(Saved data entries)
_____

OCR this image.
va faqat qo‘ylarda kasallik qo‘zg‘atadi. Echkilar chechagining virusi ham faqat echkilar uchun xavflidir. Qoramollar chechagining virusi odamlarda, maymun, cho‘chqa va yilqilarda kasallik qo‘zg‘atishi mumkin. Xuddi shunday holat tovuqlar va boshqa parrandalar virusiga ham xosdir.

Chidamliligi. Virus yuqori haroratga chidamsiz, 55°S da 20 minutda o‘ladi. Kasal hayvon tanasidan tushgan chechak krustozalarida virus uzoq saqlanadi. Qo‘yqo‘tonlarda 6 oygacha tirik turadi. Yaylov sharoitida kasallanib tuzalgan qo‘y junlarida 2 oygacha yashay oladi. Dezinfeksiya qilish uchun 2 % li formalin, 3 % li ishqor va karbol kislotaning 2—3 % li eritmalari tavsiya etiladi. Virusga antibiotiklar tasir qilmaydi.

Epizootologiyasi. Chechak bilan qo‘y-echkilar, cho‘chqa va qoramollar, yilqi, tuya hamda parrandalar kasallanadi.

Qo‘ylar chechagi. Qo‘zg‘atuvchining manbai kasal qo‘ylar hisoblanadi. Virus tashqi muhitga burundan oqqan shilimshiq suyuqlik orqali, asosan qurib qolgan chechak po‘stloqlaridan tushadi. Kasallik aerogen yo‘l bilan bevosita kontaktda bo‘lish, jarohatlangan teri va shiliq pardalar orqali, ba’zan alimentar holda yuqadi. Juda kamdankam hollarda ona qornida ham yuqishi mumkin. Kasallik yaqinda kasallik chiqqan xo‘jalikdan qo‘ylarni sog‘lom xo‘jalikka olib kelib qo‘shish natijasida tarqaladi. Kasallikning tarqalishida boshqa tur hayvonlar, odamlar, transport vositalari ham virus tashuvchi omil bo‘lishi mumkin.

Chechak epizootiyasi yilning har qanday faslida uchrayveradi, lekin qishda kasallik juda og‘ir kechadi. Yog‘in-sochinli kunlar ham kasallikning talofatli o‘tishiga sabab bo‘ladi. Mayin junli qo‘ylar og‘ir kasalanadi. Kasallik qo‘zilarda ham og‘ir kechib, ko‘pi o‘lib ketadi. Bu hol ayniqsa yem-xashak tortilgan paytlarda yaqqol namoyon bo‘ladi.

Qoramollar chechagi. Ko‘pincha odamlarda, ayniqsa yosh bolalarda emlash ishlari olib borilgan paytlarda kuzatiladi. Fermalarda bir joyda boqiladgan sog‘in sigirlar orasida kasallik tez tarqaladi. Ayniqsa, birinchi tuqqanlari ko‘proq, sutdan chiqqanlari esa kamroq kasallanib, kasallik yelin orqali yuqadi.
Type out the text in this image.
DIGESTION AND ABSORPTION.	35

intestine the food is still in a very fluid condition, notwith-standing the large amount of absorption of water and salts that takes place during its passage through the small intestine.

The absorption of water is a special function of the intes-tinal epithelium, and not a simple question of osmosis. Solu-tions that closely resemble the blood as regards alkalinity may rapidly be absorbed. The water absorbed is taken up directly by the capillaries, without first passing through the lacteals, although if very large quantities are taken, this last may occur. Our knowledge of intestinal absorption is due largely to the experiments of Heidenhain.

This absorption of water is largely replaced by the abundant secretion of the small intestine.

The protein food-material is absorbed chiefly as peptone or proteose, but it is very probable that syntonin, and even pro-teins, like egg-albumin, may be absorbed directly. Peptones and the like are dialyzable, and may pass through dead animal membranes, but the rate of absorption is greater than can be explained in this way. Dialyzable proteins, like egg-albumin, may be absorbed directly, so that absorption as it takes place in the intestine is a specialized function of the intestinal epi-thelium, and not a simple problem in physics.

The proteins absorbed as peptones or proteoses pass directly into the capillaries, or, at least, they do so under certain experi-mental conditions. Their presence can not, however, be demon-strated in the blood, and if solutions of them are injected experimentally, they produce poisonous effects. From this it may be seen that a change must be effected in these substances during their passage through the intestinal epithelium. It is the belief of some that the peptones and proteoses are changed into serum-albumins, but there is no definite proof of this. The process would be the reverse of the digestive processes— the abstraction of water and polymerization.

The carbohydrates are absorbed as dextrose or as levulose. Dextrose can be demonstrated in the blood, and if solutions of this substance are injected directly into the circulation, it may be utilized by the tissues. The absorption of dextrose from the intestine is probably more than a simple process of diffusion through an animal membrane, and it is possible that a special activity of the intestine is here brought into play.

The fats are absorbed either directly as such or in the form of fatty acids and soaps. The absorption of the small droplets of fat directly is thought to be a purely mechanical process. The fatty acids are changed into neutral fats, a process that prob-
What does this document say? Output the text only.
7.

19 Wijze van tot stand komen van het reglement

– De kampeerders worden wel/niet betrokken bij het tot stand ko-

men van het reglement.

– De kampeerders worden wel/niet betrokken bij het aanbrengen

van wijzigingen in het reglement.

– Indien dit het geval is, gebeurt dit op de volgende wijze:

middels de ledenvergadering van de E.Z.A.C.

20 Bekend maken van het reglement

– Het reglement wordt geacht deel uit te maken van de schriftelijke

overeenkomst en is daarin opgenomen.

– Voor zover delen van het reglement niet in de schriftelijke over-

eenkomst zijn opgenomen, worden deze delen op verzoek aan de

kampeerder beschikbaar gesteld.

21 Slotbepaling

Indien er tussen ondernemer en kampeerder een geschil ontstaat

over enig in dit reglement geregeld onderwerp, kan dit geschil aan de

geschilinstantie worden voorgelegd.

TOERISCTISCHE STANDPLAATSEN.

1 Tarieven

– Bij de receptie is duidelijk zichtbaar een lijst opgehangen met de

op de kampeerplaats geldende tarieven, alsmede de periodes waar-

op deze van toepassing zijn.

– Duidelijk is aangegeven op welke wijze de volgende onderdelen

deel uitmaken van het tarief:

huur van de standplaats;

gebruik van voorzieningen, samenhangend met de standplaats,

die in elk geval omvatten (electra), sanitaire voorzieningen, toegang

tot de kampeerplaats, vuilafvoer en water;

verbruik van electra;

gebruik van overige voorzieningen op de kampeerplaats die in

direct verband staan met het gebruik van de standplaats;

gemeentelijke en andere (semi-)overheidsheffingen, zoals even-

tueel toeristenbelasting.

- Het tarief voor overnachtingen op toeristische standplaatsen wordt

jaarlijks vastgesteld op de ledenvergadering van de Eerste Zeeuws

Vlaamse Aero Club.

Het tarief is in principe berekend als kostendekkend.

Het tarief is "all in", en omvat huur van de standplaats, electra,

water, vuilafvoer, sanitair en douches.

_____

__Task requirements__
Type out the records above again, exactly the same.

__Response area__
OCR this image.
va faqat qo‘ylarda kasallik qo‘zg‘atadi. Echkilar chechagining virusi ham faqat echkilar uchun xavflidir. Qoramollar chechagining virusi odamlarda, maymun, cho‘chqa va yilqilarda kasallik qo‘zg‘atishi mumkin. Xuddi shunday holat tovuqlar va boshqa parrandalar virusiga ham xosdir.

Chidamliligi. Virus yuqori haroratga chidamsiz, 55°S da 20 minutda o‘ladi. Kasal hayvon tanasidan tushgan chechak krustozalarida virus uzoq saqlanadi. Qo‘yqo‘tonlarda 6 oygacha tirik turadi. Yaylov sharoitida kasallanib tuzalgan qo‘y junlarida 2 oygacha yashay oladi. Dezinfeksiya qilish uchun 2 % li formalin, 3 % li ishqor va karbol kislotaning 2—3 % li eritmalari tavsiya etiladi. Virusga antibiotiklar tasir qilmaydi.

Epizootologiyasi. Chechak bilan qo‘y-echkilar, cho‘chqa va qoramollar, yilqi, tuya hamda parrandalar kasallanadi.

Qo‘ylar chechagi. Qo‘zg‘atuvchining manbai kasal qo‘ylar hisoblanadi. Virus tashqi muhitga burundan oqqan shilimshiq suyuqlik orqali, asosan qurib qolgan chechak po‘stloqlaridan tushadi. Kasallik aerogen yo‘l bilan bevosita kontaktda bo‘lish, jarohatlangan teri va shiliq pardalar orqali, ba’zan alimentar holda yuqadi. Juda kamdankam hollarda ona qornida ham yuqishi mumkin. Kasallik yaqinda kasallik chiqqan xo‘jalikdan qo‘ylarni sog‘lom xo‘jalikka olib kelib qo‘shish natijasida tarqaladi. Kasallikning tarqalishida boshqa tur hayvonlar, odamlar, transport vositalari ham virus tashuvchi omil bo‘lishi mumkin.

Chechak epizootiyasi yilning har qanday faslida uchrayveradi, lekin qishda kasallik juda og‘ir kechadi. Yog‘in-sochinli kunlar ham kasallikning talofatli o‘tishiga sabab bo‘ladi. Mayin junli qo‘ylar og‘ir kasalanadi. Kasallik qo‘zilarda ham og‘ir kechib, ko‘pi o‘lib ketadi. Bu hol ayniqsa yem-xashak tortilgan paytlarda yaqqol namoyon bo‘ladi.

Qoramollar chechagi. Ko‘pincha odamlarda, ayniqsa yosh bolalarda emlash ishlari olib borilgan paytlarda kuzatiladi. Fermalarda bir joyda boqiladgan sog‘in sigirlar orasida kasallik tez tarqaladi. Ayniqsa, birinchi tuqqanlari ko‘proq, sutdan chiqqanlari esa kamroq kasallanib, kasallik yelin orqali yuqadi.
Type out the text in this image.
DIGESTION AND ABSORPTION.	35

intestine the food is still in a very fluid condition, notwith-standing the large amount of absorption of water and salts that takes place during its passage through the small intestine.

The absorption of water is a special function of the intes-tinal epithelium, and not a simple question of osmosis. Solu-tions that closely resemble the blood as regards alkalinity may rapidly be absorbed. The water absorbed is taken up directly by the capillaries, without first passing through the lacteals, although if very large quantities are taken, this last may occur. Our knowledge of intestinal absorption is due largely to the experiments of Heidenhain.

This absorption of water is largely replaced by the abundant secretion of the small intestine.

The protein food-material is absorbed chiefly as peptone or proteose, but it is very probable that syntonin, and even pro-teins, like egg-albumin, may be absorbed directly. Peptones and the like are dialyzable, and may pass through dead animal membranes, but the rate of absorption is greater than can be explained in this way. Dialyzable proteins, like egg-albumin, may be absorbed directly, so that absorption as it takes place in the intestine is a specialized function of the intestinal epi-thelium, and not a simple problem in physics.

The proteins absorbed as peptones or proteoses pass directly into the capillaries, or, at least, they do so under certain experi-mental conditions. Their presence can not, however, be demon-strated in the blood, and if solutions of them are injected experimentally, they produce poisonous effects. From this it may be seen that a change must be effected in these substances during their passage through the intestinal epithelium. It is the belief of some that the peptones and proteoses are changed into serum-albumins, but there is no definite proof of this. The process would be the reverse of the digestive processes— the abstraction of water and polymerization.

The carbohydrates are absorbed as dextrose or as levulose. Dextrose can be demonstrated in the blood, and if solutions of this substance are injected directly into the circulation, it may be utilized by the tissues. The absorption of dextrose from the intestine is probably more than a simple process of diffusion through an animal membrane, and it is possible that a special activity of the intestine is here brought into play.

The fats are absorbed either directly as such or in the form of fatty acids and soaps. The absorption of the small droplets of fat directly is thought to be a purely mechanical process. The fatty acids are changed into neutral fats, a process that prob-
What does this document say? Output the text only.
7.

19 Wijze van tot stand komen van het reglement

– De kampeerders worden wel/niet betrokken bij het tot stand ko-

men van het reglement.

– De kampeerders worden wel/niet betrokken bij het aanbrengen

van wijzigingen in het reglement.

– Indien dit het geval is, gebeurt dit op de volgende wijze:

middels de ledenvergadering van de E.Z.A.C.

20 Bekend maken van het reglement

– Het reglement wordt geacht deel uit te maken van de schriftelijke

overeenkomst en is daarin opgenomen.

– Voor zover delen van het reglement niet in de schriftelijke over-

eenkomst zijn opgenomen, worden deze delen op verzoek aan de

kampeerder beschikbaar gesteld.

21 Slotbepaling

Indien er tussen ondernemer en kampeerder een geschil ontstaat

over enig in dit reglement geregeld onderwerp, kan dit geschil aan de

geschilinstantie worden voorgelegd.

TOERISCTISCHE STANDPLAATSEN.

1 Tarieven

– Bij de receptie is duidelijk zichtbaar een lijst opgehangen met de

op de kampeerplaats geldende tarieven, alsmede de periodes waar-

op deze van toepassing zijn.

– Duidelijk is aangegeven op welke wijze de volgende onderdelen

deel uitmaken van het tarief:

huur van de standplaats;

gebruik van voorzieningen, samenhangend met de standplaats,

die in elk geval omvatten (electra), sanitaire voorzieningen, toegang

tot de kampeerplaats, vuilafvoer en water;

verbruik van electra;

gebruik van overige voorzieningen op de kampeerplaats die in

direct verband staan met het gebruik van de standplaats;

gemeentelijke en andere (semi-)overheidsheffingen, zoals even-

tueel toeristenbelasting.

- Het tarief voor overnachtingen op toeristische standplaatsen wordt

jaarlijks vastgesteld op de ledenvergadering van de Eerste Zeeuws

Vlaamse Aero Club.

Het tarief is in principe berekend als kostendekkend.

Het tarief is "all in", en omvat huur van de standplaats, electra,

water, vuilafvoer, sanitair en douches.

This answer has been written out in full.